:: PASSAGE SHOWN

Eventually I found the theatre. And along the way I noticed that I had a text saying that my luggage that once was lost has now been found (hallelujah!) And would be found in my hotel soon. The text was time-stamped at 5:55PM on Dec 27. Wait. That's not right! It can't be that late. Can it? Must be that confused phone again...

Gradually it dawned on me that, yes, it was 12 hours later than I thought it was. Either I had been abducted by aliens and had missing time or my body had sopped up some of that 32 hours of sensory deprivation time I had expended in the skies over the northern hemisphere over the past few days.

I finished my exploring of time and St. Petersburg and managed to find my way back to the Grand Hotel Europe. I had a vodka or four in the bar and went to bed. That, at least, I could find.

Today (I think it's today) I woke up in time for breakfast. Well, the front desk called to let me know my luggage was there so that woke me up. Same thing. I got an amazing European breakfast and a change of clothing and asked the maid to come a little later so I could take a shower after eating.

I went out exploring again, reploring? And got lost several times. Sometimes in the same places as yesterday! The good thing about getting relost is you just have to remember what you did the last time to get unlost. Sometimes it even worked. Although I quite frequently got lost again somewhere else. The street I was on tended to restreet itself in an entirely unstreetworthy direction and send me toward some other perplexing destination of its own design. I got lost so often it became my ground state of being.

I saw landmarks. I found the Stroganoff palace, which was just a place on the map yesterday. Just one more palace on the pile. I came upon some places from the other side. Wait. Wasn't I here yesterday? Yes! I came down that street! By that monument! I had lunch there! Well I thought at the time it was lunch. I had been looking for breakfast. Maybe I had dinner. It was good, anyway.

I just passed a minimarket! It's always fun to sound out words like that from the Cyrillic. ME-NE-MAR-Oh. Minimarket. They have those here, too? I suppose. They have all sorts of things that civilized people have.

It's 2:30 at the Khazak restaurant and they just gave me my check for the coffee and the pastry. Guess it's time to go.

Four hours till I need to pick up my tickets at the Mariinsky Palace. What will I do until then?  I wonder if there's a library around here? Hey, Google! Nah! He's pretty much useless without his gods in the sky. Better just keep walking.

::::
:: EXTRACTED DATA

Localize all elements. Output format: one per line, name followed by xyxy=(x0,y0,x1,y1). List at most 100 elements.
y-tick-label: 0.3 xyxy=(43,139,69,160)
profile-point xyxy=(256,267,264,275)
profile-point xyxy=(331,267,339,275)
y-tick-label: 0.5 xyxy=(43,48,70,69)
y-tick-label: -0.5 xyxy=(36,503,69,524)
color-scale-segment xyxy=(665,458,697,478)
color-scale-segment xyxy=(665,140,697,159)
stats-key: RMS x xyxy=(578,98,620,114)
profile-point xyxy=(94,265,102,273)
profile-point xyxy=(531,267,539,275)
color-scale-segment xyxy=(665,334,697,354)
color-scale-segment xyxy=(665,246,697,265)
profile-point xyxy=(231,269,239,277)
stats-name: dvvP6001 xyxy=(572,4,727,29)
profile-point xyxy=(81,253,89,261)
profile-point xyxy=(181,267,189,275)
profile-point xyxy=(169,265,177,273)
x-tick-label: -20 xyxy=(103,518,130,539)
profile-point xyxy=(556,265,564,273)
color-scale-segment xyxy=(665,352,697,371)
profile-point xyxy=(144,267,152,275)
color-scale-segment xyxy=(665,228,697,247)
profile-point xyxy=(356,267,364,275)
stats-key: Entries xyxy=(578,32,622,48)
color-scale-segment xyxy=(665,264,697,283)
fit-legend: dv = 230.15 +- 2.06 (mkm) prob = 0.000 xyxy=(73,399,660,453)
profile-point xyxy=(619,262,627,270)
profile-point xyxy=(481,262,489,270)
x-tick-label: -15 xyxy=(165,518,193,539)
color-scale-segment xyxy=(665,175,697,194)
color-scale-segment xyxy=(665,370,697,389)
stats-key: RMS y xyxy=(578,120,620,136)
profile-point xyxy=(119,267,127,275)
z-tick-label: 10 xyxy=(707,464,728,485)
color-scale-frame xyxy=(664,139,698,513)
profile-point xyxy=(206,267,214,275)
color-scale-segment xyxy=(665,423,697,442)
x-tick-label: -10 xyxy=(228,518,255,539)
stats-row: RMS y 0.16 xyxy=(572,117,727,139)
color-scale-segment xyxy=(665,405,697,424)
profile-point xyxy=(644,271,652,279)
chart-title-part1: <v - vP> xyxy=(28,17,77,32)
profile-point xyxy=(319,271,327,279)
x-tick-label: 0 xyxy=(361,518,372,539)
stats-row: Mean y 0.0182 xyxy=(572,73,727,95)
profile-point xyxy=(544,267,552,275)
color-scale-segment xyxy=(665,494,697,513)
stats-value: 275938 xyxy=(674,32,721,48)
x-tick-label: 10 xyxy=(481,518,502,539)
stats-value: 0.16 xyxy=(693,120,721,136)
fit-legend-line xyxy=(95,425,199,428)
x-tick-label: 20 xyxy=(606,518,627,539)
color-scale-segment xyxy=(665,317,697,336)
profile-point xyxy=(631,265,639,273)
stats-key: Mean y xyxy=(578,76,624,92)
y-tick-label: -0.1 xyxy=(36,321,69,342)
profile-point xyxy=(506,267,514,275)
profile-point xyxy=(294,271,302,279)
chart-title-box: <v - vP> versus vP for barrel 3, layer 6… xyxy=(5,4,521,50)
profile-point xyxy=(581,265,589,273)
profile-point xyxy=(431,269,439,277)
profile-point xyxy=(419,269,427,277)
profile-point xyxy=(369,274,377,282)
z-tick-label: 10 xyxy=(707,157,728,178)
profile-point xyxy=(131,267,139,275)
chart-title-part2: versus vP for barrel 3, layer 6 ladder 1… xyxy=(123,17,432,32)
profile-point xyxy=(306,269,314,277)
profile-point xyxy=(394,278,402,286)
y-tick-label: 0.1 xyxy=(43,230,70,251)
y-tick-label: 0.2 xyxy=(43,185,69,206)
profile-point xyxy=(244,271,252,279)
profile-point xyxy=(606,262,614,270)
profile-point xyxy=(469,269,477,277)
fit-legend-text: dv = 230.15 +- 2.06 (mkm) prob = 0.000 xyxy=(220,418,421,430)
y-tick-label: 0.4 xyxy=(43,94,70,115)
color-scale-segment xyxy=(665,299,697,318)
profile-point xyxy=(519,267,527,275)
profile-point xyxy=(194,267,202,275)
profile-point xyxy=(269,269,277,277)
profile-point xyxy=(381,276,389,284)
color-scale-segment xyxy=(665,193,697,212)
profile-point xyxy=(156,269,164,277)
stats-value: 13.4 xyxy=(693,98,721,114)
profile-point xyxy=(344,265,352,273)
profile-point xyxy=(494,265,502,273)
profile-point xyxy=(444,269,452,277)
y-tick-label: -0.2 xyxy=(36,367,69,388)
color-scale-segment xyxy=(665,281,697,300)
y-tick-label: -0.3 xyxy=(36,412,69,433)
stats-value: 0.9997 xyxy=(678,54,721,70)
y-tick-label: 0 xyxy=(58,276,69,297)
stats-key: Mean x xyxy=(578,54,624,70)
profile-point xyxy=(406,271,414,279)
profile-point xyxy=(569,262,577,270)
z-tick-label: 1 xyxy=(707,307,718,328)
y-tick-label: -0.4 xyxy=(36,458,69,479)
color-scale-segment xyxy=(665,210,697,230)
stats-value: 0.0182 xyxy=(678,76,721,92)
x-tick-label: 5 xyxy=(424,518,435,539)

::::

▸ TASKS FOR THIS EXERCISE:
[a] In the St. Petersburg travel account, what time stamp did the message about the found luggage carry?
[b] From the St. Petersburg travel account, write out the part starting at "I just passed" and ending at "civilized people have.".
[c] Extend the St. Petersburg travel account past its final sentence.

▸ ANSWERS GIVEN:
[a] 5:55 PM on Dec 27.

[b]
I just passed a minimarket! It's always fun to sound out words like that from the Cyrillic. ME-NE-MAR-Oh. Minimarket. They have those here, too? I suppose. They have all sorts of things that civilized people have.

[c]
While wandering around, getting cold, and not finding a warm place to sit down, I came back to where I thought the performance was. It had struck me as odd that there was a Mariinsky palace and a Mariinsky theatre and that the performance was at the palace, not the theatre. I was standing under the portico, partly for shelter, looking through the door when someone came up to me and asked if I needed help.

At least I assume that's what he asked. He said something in Russian. I said I was looking for a show in English, realizing that we didn't understand each other. I pulled out the paper confirmation and started reading it to him.  A show... At the Nikolaevsky palace... Wait. What? He pointed at the palace I was in front of and said 'Nyet!' I agreed, Nyet! and read some more. Restoran-Nyet. Truda St. Da. That's where I am supposed to be. He pointed cross the river. Light dawned. I had the wrong palace but the right one was near. I was close.

Da, Spacebo. I thanked him.

What an experience to communicate with someone I share only a few words with.  Yes. No. Thank you. A few street names. A piece of paper. And a desire to understand. Marvelous.

I found my palace, the right one this time, and another exciting part of town. There's a vodka museum here. Really it's just a restaurant but museum sounds cool. Maybe I should open a beer museum in Wesley Chapel! I can sell beer with hot wings served by equally hot women. That's never been done before! It should put me on the map.

It's almost time for the show, which is entitled, "Feel Yourself Russian" and is of the genre, "Folk Show." I'm sure I'll want to buy a samovar.

The Nickoleavsky palace is, in a word, palatial. I went inside and breathed it in. The entryway was paved in marble and parquet floors. Staircases just erupted in every direction, branching outwards like fractals as they grew and blossomed. Statues stood naked and modest in their niches, looking down and saying, "I belong here. Do you?" in their modesty.

It was a luxury I could get used to.

I checked my coat and found the lavatory. I peed to Mozart.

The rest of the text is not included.